- [Task directions]
Filter the entries that follow, copying every line in which the word "XGBoost" appears.

START Stored data

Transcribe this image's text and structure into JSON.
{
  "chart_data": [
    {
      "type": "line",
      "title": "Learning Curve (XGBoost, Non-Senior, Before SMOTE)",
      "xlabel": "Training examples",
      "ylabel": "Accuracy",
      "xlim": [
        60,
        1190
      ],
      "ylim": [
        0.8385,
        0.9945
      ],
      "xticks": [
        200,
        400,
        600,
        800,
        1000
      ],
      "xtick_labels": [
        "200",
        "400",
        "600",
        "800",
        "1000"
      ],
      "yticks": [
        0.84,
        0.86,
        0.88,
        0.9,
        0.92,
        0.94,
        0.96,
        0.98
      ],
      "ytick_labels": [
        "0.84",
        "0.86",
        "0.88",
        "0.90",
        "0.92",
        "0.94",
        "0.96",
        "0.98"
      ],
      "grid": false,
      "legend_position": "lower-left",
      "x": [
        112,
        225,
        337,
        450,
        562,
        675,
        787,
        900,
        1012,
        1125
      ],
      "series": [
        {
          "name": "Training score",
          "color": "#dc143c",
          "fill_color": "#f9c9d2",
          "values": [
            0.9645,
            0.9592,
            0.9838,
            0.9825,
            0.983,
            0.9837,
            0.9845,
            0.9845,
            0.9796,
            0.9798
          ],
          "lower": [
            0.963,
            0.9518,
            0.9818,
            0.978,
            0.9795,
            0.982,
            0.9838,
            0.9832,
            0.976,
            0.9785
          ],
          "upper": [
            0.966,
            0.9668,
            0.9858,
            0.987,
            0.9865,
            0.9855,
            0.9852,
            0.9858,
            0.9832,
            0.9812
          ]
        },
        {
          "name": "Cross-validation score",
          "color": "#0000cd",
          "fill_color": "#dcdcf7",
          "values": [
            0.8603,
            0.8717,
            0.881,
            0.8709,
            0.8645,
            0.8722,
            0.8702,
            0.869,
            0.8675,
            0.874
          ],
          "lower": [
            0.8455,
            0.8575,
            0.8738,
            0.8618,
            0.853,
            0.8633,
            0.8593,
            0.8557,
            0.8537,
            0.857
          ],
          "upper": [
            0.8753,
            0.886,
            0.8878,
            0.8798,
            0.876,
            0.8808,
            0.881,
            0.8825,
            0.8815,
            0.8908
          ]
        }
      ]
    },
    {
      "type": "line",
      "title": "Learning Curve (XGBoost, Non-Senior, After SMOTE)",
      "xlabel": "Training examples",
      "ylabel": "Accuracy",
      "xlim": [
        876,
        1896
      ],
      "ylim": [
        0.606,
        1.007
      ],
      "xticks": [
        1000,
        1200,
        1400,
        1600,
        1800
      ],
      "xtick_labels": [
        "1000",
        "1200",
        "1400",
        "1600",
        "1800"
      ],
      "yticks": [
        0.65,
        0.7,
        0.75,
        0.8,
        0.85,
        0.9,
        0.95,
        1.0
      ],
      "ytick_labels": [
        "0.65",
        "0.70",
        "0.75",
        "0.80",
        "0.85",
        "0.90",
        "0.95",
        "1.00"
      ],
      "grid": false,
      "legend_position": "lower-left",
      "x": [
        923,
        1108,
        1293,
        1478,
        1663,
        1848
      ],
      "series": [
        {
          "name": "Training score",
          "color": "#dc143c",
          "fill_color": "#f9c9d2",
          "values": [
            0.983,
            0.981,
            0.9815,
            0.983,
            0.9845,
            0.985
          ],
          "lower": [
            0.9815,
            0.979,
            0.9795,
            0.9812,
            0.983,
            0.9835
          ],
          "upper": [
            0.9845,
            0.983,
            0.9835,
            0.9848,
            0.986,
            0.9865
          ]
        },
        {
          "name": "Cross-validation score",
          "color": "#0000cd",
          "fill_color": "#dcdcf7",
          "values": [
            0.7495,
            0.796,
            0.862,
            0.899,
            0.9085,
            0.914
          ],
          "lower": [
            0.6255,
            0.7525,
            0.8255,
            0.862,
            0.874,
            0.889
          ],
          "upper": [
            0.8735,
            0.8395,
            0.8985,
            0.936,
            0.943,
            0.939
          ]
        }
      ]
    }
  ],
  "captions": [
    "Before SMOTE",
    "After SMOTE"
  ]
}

END Stored data

- [Task response]
      "title": "Learning Curve (XGBoost, Non-Senior, Before SMOTE)",
      "title": "Learning Curve (XGBoost, Non-Senior, After SMOTE)",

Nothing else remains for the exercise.